What is needed: Transcribe the records below exactly as they appear.

Data entries
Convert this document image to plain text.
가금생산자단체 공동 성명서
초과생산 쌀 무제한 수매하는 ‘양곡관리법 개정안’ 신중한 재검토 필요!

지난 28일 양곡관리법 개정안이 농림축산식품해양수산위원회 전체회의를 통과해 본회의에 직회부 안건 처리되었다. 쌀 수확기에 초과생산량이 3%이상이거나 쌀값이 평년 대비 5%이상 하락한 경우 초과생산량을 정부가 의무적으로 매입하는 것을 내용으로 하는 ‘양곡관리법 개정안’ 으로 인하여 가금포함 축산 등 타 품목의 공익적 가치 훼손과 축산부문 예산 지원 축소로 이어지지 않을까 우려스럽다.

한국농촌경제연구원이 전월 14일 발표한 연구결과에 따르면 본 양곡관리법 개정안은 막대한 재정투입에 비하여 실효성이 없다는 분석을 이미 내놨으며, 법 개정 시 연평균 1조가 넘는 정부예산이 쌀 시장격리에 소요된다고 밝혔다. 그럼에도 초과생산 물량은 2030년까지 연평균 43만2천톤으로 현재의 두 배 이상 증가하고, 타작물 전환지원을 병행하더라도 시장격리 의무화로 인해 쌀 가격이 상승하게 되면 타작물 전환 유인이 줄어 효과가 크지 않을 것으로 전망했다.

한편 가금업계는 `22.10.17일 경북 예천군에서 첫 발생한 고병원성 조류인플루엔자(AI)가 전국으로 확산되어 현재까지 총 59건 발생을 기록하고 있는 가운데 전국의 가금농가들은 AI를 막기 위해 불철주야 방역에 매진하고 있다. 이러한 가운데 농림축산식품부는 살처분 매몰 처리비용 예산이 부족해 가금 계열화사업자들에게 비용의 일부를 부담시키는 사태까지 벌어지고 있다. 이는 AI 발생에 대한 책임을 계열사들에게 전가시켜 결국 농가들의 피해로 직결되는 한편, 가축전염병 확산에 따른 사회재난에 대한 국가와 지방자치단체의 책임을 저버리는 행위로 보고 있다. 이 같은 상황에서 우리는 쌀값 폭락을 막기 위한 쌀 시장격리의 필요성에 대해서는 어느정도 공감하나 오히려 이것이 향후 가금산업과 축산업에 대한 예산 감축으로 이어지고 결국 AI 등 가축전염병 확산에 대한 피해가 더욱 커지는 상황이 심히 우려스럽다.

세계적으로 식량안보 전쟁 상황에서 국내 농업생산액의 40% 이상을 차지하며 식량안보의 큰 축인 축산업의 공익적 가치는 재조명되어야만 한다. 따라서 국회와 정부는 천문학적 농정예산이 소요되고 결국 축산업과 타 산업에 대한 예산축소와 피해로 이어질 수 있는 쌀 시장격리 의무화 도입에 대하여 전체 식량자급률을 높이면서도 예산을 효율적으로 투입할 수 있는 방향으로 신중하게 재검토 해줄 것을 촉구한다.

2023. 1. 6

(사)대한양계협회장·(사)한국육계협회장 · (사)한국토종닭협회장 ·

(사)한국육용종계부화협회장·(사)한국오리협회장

Written solution:
Convert this document image to plain text.
가금생산자단체 공동 성명서
초과생산 쌀 무제한 수매하는 ‘양곡관리법 개정안’ 신중한 재검토 필요!

지난 28일 양곡관리법 개정안이 농림축산식품해양수산위원회 전체회의를 통과해 본회의에 직회부 안건 처리되었다. 쌀 수확기에 초과생산량이 3%이상이거나 쌀값이 평년 대비 5%이상 하락한 경우 초과생산량을 정부가 의무적으로 매입하는 것을 내용으로 하는 ‘양곡관리법 개정안’ 으로 인하여 가금포함 축산 등 타 품목의 공익적 가치 훼손과 축산부문 예산 지원 축소로 이어지지 않을까 우려스럽다.

한국농촌경제연구원이 전월 14일 발표한 연구결과에 따르면 본 양곡관리법 개정안은 막대한 재정투입에 비하여 실효성이 없다는 분석을 이미 내놨으며, 법 개정 시 연평균 1조가 넘는 정부예산이 쌀 시장격리에 소요된다고 밝혔다. 그럼에도 초과생산 물량은 2030년까지 연평균 43만2천톤으로 현재의 두 배 이상 증가하고, 타작물 전환지원을 병행하더라도 시장격리 의무화로 인해 쌀 가격이 상승하게 되면 타작물 전환 유인이 줄어 효과가 크지 않을 것으로 전망했다.

한편 가금업계는 `22.10.17일 경북 예천군에서 첫 발생한 고병원성 조류인플루엔자(AI)가 전국으로 확산되어 현재까지 총 59건 발생을 기록하고 있는 가운데 전국의 가금농가들은 AI를 막기 위해 불철주야 방역에 매진하고 있다. 이러한 가운데 농림축산식품부는 살처분 매몰 처리비용 예산이 부족해 가금 계열화사업자들에게 비용의 일부를 부담시키는 사태까지 벌어지고 있다. 이는 AI 발생에 대한 책임을 계열사들에게 전가시켜 결국 농가들의 피해로 직결되는 한편, 가축전염병 확산에 따른 사회재난에 대한 국가와 지방자치단체의 책임을 저버리는 행위로 보고 있다. 이 같은 상황에서 우리는 쌀값 폭락을 막기 위한 쌀 시장격리의 필요성에 대해서는 어느정도 공감하나 오히려 이것이 향후 가금산업과 축산업에 대한 예산 감축으로 이어지고 결국 AI 등 가축전염병 확산에 대한 피해가 더욱 커지는 상황이 심히 우려스럽다.

세계적으로 식량안보 전쟁 상황에서 국내 농업생산액의 40% 이상을 차지하며 식량안보의 큰 축인 축산업의 공익적 가치는 재조명되어야만 한다. 따라서 국회와 정부는 천문학적 농정예산이 소요되고 결국 축산업과 타 산업에 대한 예산축소와 피해로 이어질 수 있는 쌀 시장격리 의무화 도입에 대하여 전체 식량자급률을 높이면서도 예산을 효율적으로 투입할 수 있는 방향으로 신중하게 재검토 해줄 것을 촉구한다.

2023. 1. 6

(사)대한양계협회장·(사)한국육계협회장 · (사)한국토종닭협회장 ·

(사)한국육용종계부화협회장·(사)한국오리협회장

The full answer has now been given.